(Collected data)

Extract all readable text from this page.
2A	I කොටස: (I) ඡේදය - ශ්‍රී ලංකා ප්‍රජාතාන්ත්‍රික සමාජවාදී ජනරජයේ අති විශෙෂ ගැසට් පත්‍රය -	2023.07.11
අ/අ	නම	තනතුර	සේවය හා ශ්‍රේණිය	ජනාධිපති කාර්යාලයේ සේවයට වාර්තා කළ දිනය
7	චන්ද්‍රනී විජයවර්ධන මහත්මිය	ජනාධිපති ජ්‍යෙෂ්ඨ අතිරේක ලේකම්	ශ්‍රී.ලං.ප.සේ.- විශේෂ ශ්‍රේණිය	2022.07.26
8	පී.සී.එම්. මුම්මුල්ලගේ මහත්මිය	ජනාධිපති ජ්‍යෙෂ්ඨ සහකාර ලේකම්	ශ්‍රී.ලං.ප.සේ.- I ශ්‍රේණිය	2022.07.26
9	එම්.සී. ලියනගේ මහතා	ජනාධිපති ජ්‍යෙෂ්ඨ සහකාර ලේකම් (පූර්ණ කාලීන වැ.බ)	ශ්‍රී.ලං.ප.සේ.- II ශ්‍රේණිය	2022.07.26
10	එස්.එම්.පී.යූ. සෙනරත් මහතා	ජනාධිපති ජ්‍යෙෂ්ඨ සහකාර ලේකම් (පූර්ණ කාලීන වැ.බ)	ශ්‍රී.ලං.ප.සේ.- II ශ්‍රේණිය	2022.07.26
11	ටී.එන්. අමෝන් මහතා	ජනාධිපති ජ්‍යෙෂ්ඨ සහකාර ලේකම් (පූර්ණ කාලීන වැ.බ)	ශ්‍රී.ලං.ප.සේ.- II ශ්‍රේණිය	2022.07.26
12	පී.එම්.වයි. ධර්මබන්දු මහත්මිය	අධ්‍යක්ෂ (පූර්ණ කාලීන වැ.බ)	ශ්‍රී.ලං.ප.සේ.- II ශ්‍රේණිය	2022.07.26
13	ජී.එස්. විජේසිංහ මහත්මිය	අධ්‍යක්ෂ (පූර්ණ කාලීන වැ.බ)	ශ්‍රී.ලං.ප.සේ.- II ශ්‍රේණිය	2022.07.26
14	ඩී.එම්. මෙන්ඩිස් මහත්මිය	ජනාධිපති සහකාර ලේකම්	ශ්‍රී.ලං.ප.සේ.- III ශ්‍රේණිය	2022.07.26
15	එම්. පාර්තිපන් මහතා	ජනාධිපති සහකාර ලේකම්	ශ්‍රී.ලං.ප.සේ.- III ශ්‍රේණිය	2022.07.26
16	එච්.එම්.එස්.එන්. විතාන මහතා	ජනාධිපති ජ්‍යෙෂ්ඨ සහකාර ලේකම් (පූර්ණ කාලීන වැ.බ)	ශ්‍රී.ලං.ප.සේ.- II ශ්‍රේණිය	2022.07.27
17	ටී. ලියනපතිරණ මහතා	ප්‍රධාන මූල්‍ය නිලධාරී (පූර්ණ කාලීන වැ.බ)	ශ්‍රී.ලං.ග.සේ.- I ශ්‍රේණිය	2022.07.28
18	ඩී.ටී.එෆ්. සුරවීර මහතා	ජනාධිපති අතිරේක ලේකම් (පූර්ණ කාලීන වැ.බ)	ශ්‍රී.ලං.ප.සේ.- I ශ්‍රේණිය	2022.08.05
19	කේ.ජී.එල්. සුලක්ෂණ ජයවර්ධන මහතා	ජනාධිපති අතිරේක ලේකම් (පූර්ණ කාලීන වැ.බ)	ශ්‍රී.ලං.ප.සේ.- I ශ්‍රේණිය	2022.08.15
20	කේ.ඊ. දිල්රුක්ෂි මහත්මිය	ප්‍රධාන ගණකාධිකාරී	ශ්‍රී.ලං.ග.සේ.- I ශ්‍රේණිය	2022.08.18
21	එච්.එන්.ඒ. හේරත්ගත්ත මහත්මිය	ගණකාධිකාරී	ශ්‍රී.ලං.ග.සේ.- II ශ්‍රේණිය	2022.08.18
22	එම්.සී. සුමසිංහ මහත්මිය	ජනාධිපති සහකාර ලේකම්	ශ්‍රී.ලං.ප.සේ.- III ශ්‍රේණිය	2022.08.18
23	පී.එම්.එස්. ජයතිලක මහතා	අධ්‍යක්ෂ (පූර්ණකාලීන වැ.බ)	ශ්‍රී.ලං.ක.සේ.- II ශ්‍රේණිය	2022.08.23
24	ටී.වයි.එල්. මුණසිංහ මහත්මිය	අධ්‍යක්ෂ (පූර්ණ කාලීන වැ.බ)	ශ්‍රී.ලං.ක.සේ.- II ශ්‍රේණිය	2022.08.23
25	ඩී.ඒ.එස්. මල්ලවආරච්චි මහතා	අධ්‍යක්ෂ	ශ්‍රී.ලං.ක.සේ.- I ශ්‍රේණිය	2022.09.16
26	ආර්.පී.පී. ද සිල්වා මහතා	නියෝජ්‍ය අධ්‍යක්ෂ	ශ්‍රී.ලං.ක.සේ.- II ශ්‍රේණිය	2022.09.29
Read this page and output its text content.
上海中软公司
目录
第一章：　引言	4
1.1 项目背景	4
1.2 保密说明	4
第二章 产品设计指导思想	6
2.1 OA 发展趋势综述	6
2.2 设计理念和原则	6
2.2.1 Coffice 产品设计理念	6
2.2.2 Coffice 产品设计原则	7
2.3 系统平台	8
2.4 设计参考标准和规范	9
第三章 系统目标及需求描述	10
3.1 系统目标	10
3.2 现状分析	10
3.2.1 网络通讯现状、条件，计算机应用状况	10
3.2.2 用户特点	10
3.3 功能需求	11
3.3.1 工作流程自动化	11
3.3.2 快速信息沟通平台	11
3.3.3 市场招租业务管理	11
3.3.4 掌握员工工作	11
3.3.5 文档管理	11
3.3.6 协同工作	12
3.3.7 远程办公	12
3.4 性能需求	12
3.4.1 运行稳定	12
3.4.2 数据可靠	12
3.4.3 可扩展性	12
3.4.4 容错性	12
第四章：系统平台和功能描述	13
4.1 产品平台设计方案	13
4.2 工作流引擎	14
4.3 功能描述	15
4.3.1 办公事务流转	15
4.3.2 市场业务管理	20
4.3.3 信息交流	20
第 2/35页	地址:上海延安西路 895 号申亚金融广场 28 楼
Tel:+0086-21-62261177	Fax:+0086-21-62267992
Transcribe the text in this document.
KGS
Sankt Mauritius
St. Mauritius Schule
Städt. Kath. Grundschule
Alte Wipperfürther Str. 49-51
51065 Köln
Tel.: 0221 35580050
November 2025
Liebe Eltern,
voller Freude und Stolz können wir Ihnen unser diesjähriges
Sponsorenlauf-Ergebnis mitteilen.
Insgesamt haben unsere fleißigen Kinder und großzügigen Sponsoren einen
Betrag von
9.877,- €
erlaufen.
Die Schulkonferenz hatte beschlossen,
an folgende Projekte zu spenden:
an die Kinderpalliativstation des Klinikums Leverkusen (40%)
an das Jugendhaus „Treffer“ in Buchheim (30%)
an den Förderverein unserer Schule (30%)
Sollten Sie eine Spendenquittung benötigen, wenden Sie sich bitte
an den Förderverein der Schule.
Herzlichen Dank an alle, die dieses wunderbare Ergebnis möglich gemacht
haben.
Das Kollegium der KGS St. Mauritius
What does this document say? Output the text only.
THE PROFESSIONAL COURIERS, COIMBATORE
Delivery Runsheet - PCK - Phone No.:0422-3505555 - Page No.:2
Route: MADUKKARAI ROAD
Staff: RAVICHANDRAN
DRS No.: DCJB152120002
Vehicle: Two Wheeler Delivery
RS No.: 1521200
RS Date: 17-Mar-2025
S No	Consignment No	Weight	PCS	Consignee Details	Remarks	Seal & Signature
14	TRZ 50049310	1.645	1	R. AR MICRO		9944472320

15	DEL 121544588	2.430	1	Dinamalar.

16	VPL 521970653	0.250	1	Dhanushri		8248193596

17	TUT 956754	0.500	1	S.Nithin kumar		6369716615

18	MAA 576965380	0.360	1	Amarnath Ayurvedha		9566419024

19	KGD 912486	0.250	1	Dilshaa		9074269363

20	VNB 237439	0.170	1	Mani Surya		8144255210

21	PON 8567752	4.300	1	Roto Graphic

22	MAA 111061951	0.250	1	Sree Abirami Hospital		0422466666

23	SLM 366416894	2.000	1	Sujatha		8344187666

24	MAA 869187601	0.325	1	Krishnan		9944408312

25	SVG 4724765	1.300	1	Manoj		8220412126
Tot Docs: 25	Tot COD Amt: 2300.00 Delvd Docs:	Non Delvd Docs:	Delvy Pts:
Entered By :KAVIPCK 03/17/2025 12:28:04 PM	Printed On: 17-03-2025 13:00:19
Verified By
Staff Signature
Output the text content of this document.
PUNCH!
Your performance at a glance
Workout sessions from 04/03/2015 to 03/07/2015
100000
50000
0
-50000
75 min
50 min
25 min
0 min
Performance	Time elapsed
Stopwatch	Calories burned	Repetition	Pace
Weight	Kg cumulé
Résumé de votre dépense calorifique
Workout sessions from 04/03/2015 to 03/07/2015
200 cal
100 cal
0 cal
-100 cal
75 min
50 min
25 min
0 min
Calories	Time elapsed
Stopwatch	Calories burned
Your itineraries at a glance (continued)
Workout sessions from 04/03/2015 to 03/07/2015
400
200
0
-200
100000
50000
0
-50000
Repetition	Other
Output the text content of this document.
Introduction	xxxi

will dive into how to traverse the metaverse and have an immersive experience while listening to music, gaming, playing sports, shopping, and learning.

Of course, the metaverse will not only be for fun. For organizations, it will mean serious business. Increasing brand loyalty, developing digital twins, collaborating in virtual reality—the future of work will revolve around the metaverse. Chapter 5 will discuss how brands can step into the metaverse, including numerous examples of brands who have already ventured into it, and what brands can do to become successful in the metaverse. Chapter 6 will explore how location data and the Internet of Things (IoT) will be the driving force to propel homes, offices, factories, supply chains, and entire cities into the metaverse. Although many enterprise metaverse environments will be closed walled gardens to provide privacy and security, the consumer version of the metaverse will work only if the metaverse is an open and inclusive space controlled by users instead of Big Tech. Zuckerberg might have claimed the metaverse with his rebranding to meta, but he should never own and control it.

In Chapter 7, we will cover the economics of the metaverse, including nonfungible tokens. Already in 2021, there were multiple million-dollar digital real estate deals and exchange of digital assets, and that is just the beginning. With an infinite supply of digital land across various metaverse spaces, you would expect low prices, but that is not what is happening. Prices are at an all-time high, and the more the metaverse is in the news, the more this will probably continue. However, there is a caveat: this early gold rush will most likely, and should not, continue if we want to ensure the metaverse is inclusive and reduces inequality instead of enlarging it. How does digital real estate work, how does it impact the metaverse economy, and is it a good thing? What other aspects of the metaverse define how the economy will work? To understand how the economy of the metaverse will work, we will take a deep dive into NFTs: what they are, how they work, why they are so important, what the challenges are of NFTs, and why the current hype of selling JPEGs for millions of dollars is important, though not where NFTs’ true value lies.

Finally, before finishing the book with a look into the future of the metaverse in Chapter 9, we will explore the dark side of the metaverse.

▶ **AIM**:
Return each line where "Signature" shows up.

▶ **PROBLEM SOLUTION**:
S No	Consignment No	Weight	PCS	Consignee Details	Remarks	Seal & Signature
Staff Signature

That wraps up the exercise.